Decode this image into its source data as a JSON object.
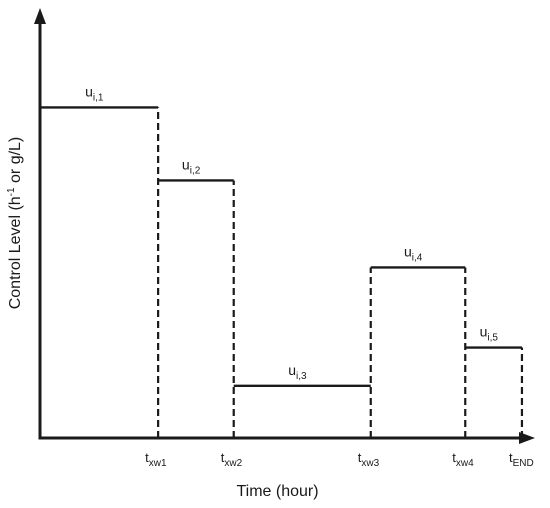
{
  "chart_data": {
    "type": "line",
    "title": "",
    "xlabel": "Time (hour)",
    "ylabel": "Control Level (h^-1 or g/L)",
    "ylabel_parts": {
      "before": "Control Level (h",
      "sup": "-1",
      "after": " or g/L)"
    },
    "xlim": [
      0,
      5.8
    ],
    "ylim": [
      0,
      1.0
    ],
    "grid": false,
    "switch_times": [
      {
        "label_main": "t",
        "label_sub": "xw1",
        "x": 1.25
      },
      {
        "label_main": "t",
        "label_sub": "xw2",
        "x": 2.05
      },
      {
        "label_main": "t",
        "label_sub": "xw3",
        "x": 3.5
      },
      {
        "label_main": "t",
        "label_sub": "xw4",
        "x": 4.5
      },
      {
        "label_main": "t",
        "label_sub": "END",
        "x": 5.1
      }
    ],
    "levels": [
      {
        "label_main": "u",
        "label_sub": "i,1",
        "x_start": 0,
        "x_end": 1.25,
        "y": 0.95
      },
      {
        "label_main": "u",
        "label_sub": "i,2",
        "x_start": 1.25,
        "x_end": 2.05,
        "y": 0.74
      },
      {
        "label_main": "u",
        "label_sub": "i,3",
        "x_start": 2.05,
        "x_end": 3.5,
        "y": 0.15
      },
      {
        "label_main": "u",
        "label_sub": "i,4",
        "x_start": 3.5,
        "x_end": 4.5,
        "y": 0.49
      },
      {
        "label_main": "u",
        "label_sub": "i,5",
        "x_start": 4.5,
        "x_end": 5.1,
        "y": 0.26
      }
    ]
  }
}
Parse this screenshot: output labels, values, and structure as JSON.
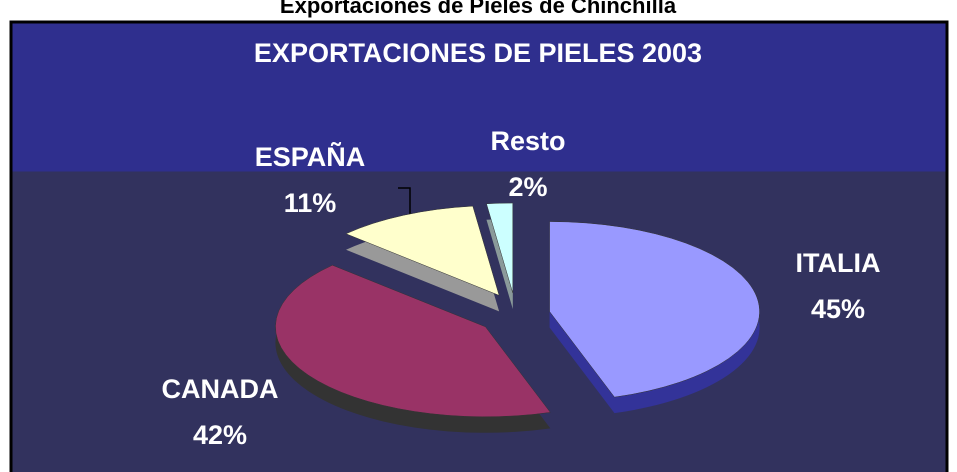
{
  "page_title": "Exportaciones de Pieles de Chinchilla",
  "chart_data": {
    "type": "pie",
    "title": "EXPORTACIONES DE PIELES 2003",
    "categories": [
      "ITALIA",
      "CANADA",
      "ESPAÑA",
      "Resto"
    ],
    "values": [
      45,
      42,
      11,
      2
    ],
    "value_labels": [
      "45%",
      "42%",
      "11%",
      "2%"
    ],
    "colors": [
      "#9999ff",
      "#993366",
      "#ffffcc",
      "#ccffff"
    ]
  }
}
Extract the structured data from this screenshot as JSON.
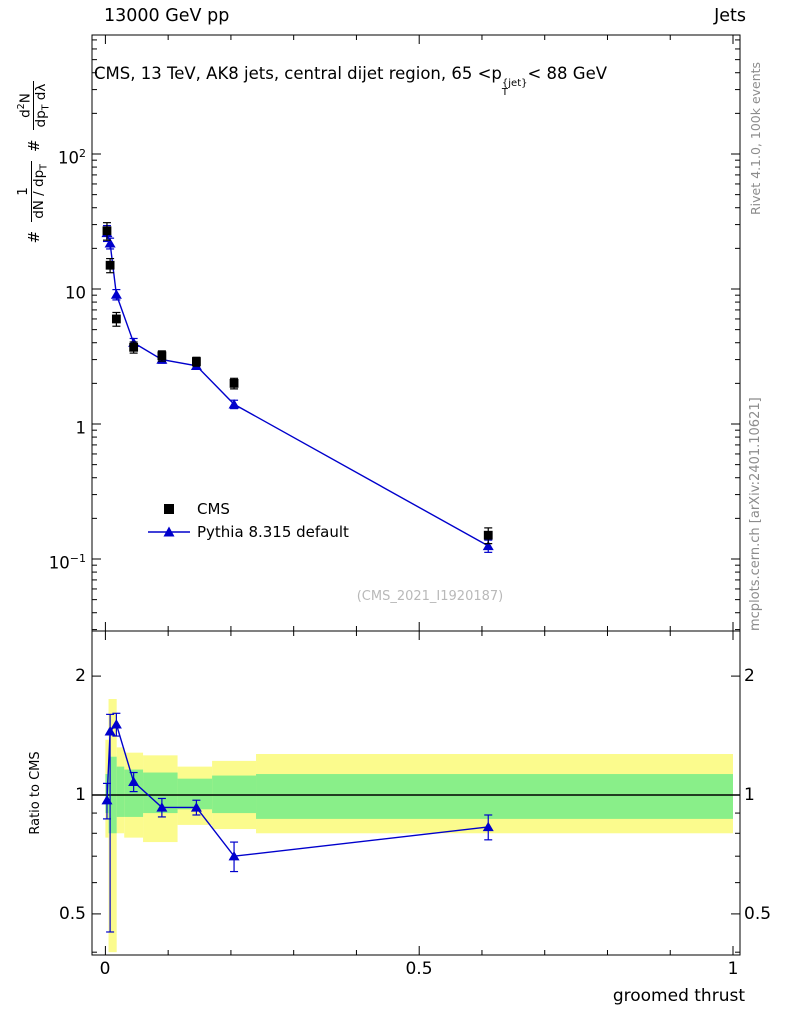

########################################

§ **PROBLEM TO WORK ON**
Could you repeat, exactly and with nothing else, the lines from the one containing "Parse this screenshot: output" through the last line of the records above, leaving out the pictures?

§ **OUTPUT BELOW**
Parse this screenshot: output labels, values, and structure as JSON.
{
  "page_title": "Exportaciones de Pieles de Chinchilla",
  "chart_data": {
    "type": "pie",
    "title": "EXPORTACIONES DE PIELES 2003",
    "categories": [
      "ITALIA",
      "CANADA",
      "ESPAÑA",
      "Resto"
    ],
    "values": [
      45,
      42,
      11,
      2
    ],
    "value_labels": [
      "45%",
      "42%",
      "11%",
      "2%"
    ],
    "colors": [
      "#9999ff",
      "#993366",
      "#ffffcc",
      "#ccffff"
    ]
  }
}
Extract the structured data from this screenshot as JSON.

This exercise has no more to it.